● Dataset items:
================================

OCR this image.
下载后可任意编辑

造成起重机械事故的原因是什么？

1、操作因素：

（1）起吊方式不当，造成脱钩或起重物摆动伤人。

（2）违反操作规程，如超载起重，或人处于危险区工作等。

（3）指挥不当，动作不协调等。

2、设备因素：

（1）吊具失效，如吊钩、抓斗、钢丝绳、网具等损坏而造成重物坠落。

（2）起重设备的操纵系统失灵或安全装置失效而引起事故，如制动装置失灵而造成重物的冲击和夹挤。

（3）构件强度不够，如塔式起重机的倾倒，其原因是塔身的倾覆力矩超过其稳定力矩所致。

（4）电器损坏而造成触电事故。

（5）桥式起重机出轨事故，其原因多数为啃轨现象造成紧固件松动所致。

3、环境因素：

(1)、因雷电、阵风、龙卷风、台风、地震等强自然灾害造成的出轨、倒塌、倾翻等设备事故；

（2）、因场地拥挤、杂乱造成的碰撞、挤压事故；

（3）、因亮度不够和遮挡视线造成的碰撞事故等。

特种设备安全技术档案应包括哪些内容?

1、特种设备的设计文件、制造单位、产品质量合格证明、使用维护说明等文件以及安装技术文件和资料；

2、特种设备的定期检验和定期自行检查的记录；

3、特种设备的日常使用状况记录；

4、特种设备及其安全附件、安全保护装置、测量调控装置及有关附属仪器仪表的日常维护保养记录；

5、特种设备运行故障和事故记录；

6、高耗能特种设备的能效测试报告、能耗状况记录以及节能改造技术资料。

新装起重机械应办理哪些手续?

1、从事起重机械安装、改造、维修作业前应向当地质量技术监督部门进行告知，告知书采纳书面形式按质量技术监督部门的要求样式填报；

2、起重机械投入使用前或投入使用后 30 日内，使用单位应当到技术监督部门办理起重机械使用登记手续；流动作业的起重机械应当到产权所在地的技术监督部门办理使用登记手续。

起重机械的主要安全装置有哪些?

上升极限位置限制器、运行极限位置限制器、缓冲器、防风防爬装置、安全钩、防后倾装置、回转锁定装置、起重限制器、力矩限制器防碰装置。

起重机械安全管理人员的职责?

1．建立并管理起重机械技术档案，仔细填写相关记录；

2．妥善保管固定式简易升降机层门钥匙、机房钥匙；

================================

● TASK OBJECTIVE: Copy the material above, line for line.

● RESULT OF THIS TASK:
OCR this image.
下载后可任意编辑

造成起重机械事故的原因是什么？

1、操作因素：

（1）起吊方式不当，造成脱钩或起重物摆动伤人。

（2）违反操作规程，如超载起重，或人处于危险区工作等。

（3）指挥不当，动作不协调等。

2、设备因素：

（1）吊具失效，如吊钩、抓斗、钢丝绳、网具等损坏而造成重物坠落。

（2）起重设备的操纵系统失灵或安全装置失效而引起事故，如制动装置失灵而造成重物的冲击和夹挤。

（3）构件强度不够，如塔式起重机的倾倒，其原因是塔身的倾覆力矩超过其稳定力矩所致。

（4）电器损坏而造成触电事故。

（5）桥式起重机出轨事故，其原因多数为啃轨现象造成紧固件松动所致。

3、环境因素：

(1)、因雷电、阵风、龙卷风、台风、地震等强自然灾害造成的出轨、倒塌、倾翻等设备事故；

（2）、因场地拥挤、杂乱造成的碰撞、挤压事故；

（3）、因亮度不够和遮挡视线造成的碰撞事故等。

特种设备安全技术档案应包括哪些内容?

1、特种设备的设计文件、制造单位、产品质量合格证明、使用维护说明等文件以及安装技术文件和资料；

2、特种设备的定期检验和定期自行检查的记录；

3、特种设备的日常使用状况记录；

4、特种设备及其安全附件、安全保护装置、测量调控装置及有关附属仪器仪表的日常维护保养记录；

5、特种设备运行故障和事故记录；

6、高耗能特种设备的能效测试报告、能耗状况记录以及节能改造技术资料。

新装起重机械应办理哪些手续?

1、从事起重机械安装、改造、维修作业前应向当地质量技术监督部门进行告知，告知书采纳书面形式按质量技术监督部门的要求样式填报；

2、起重机械投入使用前或投入使用后 30 日内，使用单位应当到技术监督部门办理起重机械使用登记手续；流动作业的起重机械应当到产权所在地的技术监督部门办理使用登记手续。

起重机械的主要安全装置有哪些?

上升极限位置限制器、运行极限位置限制器、缓冲器、防风防爬装置、安全钩、防后倾装置、回转锁定装置、起重限制器、力矩限制器防碰装置。

起重机械安全管理人员的职责?

1．建立并管理起重机械技术档案，仔细填写相关记录；

2．妥善保管固定式简易升降机层门钥匙、机房钥匙；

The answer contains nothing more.